### DATA FOR THIS EXERCISE

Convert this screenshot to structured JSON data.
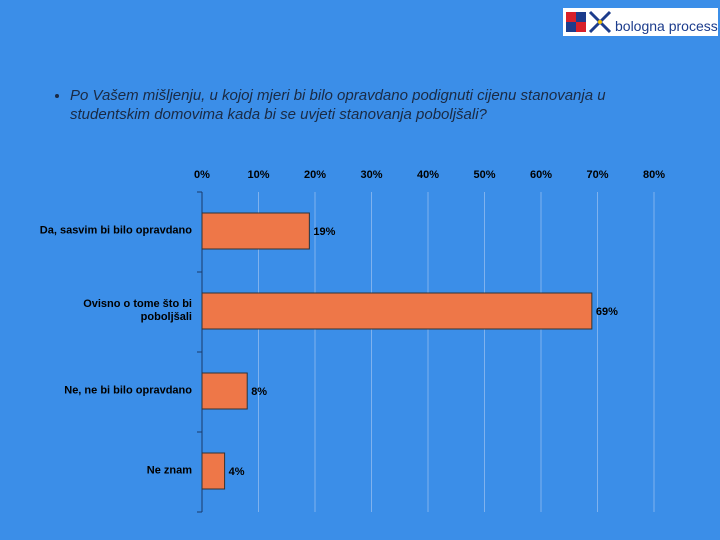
{
  "logo": {
    "text": "bologna process"
  },
  "bullet": "Po Vašem mišljenju, u kojoj mjeri bi bilo opravdano podignuti cijenu stanovanja u studentskim domovima kada bi se uvjeti stanovanja poboljšali?",
  "chart_data": {
    "type": "hbar",
    "categories": [
      "Da, sasvim bi bilo opravdano",
      "Ovisno o tome što bi poboljšali",
      "Ne, ne bi bilo opravdano",
      "Ne znam"
    ],
    "values": [
      19,
      69,
      8,
      4
    ],
    "value_labels": [
      "19%",
      "69%",
      "8%",
      "4%"
    ],
    "color": "#ee7748",
    "xlim": [
      0,
      80
    ],
    "xticks": [
      {
        "value": 0,
        "label": "0%"
      },
      {
        "value": 10,
        "label": "10%"
      },
      {
        "value": 20,
        "label": "20%"
      },
      {
        "value": 30,
        "label": "30%"
      },
      {
        "value": 40,
        "label": "40%"
      },
      {
        "value": 50,
        "label": "50%"
      },
      {
        "value": 60,
        "label": "60%"
      },
      {
        "value": 70,
        "label": "70%"
      },
      {
        "value": 80,
        "label": "80%"
      }
    ],
    "grid": true
  }
}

### GOAL OF THE EXERCISE
Every record above should be transcribed exactly; the pictures stay out of the copy.

### TASK SOLUTION
Convert this screenshot to structured JSON data.
{
  "logo": {
    "text": "bologna process"
  },
  "bullet": "Po Vašem mišljenju, u kojoj mjeri bi bilo opravdano podignuti cijenu stanovanja u studentskim domovima kada bi se uvjeti stanovanja poboljšali?",
  "chart_data": {
    "type": "hbar",
    "categories": [
      "Da, sasvim bi bilo opravdano",
      "Ovisno o tome što bi poboljšali",
      "Ne, ne bi bilo opravdano",
      "Ne znam"
    ],
    "values": [
      19,
      69,
      8,
      4
    ],
    "value_labels": [
      "19%",
      "69%",
      "8%",
      "4%"
    ],
    "color": "#ee7748",
    "xlim": [
      0,
      80
    ],
    "xticks": [
      {
        "value": 0,
        "label": "0%"
      },
      {
        "value": 10,
        "label": "10%"
      },
      {
        "value": 20,
        "label": "20%"
      },
      {
        "value": 30,
        "label": "30%"
      },
      {
        "value": 40,
        "label": "40%"
      },
      {
        "value": 50,
        "label": "50%"
      },
      {
        "value": 60,
        "label": "60%"
      },
      {
        "value": 70,
        "label": "70%"
      },
      {
        "value": 80,
        "label": "80%"
      }
    ],
    "grid": true
  }
}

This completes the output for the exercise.